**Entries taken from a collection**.
● ● ●

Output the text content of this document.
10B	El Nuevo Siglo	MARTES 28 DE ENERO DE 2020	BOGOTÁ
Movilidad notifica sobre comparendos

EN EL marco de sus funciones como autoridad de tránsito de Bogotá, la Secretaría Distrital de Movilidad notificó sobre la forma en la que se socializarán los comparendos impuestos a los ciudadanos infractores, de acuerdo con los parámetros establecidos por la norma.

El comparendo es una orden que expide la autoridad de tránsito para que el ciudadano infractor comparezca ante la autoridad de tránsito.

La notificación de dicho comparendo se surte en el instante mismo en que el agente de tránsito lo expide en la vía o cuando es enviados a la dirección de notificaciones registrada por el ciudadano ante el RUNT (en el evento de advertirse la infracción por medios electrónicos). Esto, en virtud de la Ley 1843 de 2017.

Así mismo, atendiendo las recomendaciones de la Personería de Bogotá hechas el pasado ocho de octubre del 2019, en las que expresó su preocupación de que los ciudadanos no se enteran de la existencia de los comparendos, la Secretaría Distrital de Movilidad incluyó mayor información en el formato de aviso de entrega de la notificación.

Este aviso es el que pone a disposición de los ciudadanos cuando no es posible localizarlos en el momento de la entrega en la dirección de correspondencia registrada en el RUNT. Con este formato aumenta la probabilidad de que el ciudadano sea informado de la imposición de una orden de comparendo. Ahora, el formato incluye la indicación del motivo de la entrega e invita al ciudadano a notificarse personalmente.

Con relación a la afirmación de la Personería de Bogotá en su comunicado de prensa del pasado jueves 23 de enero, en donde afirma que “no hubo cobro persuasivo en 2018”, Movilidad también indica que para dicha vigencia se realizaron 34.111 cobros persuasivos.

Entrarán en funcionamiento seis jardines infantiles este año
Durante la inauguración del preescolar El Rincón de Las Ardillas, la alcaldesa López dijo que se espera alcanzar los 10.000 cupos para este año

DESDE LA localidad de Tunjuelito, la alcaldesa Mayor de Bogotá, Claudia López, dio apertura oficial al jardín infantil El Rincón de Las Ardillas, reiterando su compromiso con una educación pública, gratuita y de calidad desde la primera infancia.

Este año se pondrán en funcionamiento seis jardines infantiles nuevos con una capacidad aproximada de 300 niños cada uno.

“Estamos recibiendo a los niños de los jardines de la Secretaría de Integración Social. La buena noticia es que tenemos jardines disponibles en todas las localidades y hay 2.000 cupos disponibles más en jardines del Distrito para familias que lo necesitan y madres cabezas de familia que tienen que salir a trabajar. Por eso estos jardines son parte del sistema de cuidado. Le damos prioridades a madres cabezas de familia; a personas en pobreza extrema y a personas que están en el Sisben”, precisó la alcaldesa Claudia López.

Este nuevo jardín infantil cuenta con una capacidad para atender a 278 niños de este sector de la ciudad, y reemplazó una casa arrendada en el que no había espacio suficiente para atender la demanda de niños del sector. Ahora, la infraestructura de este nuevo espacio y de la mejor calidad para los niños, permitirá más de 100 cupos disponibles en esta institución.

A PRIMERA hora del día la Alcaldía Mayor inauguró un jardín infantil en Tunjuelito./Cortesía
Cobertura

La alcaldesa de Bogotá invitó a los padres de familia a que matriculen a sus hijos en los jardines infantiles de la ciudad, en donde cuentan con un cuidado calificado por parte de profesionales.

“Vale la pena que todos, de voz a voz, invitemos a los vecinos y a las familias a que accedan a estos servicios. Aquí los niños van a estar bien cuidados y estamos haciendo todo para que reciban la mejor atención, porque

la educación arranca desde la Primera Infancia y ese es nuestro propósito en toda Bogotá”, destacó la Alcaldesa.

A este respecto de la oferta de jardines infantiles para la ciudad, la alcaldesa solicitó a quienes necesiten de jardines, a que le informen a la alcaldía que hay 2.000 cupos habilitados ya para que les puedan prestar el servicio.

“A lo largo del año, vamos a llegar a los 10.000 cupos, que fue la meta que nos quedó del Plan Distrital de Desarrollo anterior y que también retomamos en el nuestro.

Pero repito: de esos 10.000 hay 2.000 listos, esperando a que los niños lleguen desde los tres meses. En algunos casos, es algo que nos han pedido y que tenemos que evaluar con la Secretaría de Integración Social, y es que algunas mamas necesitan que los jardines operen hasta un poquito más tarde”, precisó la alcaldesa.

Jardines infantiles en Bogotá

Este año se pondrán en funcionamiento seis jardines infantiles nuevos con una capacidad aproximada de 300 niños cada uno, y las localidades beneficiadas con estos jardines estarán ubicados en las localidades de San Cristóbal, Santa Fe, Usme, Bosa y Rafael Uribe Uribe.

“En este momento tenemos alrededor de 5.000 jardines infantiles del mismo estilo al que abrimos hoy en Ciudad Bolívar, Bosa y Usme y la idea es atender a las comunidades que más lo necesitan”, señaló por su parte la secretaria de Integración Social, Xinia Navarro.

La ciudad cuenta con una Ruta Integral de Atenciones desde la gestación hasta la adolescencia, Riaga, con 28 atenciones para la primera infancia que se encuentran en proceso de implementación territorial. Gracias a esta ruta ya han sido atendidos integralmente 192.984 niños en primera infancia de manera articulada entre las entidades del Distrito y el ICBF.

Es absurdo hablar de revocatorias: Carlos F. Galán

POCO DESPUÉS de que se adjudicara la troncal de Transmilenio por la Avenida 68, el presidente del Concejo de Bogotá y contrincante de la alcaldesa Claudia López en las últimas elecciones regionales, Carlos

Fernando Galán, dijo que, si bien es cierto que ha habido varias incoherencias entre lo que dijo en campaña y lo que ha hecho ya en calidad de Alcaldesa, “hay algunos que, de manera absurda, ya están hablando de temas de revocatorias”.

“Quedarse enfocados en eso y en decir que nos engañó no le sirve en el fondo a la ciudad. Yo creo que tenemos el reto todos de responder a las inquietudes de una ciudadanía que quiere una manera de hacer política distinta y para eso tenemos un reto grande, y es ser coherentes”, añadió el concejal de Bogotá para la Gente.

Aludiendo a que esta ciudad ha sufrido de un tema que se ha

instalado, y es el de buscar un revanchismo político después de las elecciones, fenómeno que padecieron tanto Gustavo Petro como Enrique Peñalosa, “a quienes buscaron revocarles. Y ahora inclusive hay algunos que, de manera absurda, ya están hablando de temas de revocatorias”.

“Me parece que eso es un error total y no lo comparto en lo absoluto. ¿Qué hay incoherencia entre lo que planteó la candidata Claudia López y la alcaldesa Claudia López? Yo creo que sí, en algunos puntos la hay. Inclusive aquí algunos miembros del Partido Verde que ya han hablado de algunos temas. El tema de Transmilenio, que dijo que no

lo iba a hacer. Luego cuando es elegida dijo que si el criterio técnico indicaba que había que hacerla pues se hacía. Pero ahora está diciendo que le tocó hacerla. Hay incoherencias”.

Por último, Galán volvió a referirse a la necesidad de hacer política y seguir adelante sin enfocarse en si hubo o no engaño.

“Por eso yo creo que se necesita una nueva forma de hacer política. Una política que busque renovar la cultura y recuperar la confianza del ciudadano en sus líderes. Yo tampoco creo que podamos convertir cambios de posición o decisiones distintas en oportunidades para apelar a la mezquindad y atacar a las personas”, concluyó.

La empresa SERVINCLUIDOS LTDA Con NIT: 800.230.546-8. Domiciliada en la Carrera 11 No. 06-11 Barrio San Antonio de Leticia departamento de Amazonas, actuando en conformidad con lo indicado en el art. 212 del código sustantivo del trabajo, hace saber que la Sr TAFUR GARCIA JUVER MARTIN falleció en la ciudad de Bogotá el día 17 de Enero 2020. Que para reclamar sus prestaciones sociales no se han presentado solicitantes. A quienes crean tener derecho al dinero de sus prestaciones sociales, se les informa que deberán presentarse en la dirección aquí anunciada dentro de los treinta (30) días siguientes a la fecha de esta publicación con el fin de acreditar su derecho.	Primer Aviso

● ● ●

**Task to carry out**.
Find the lines of the material that hold the word "nuevos" and report their count alone.

**Written response**.
2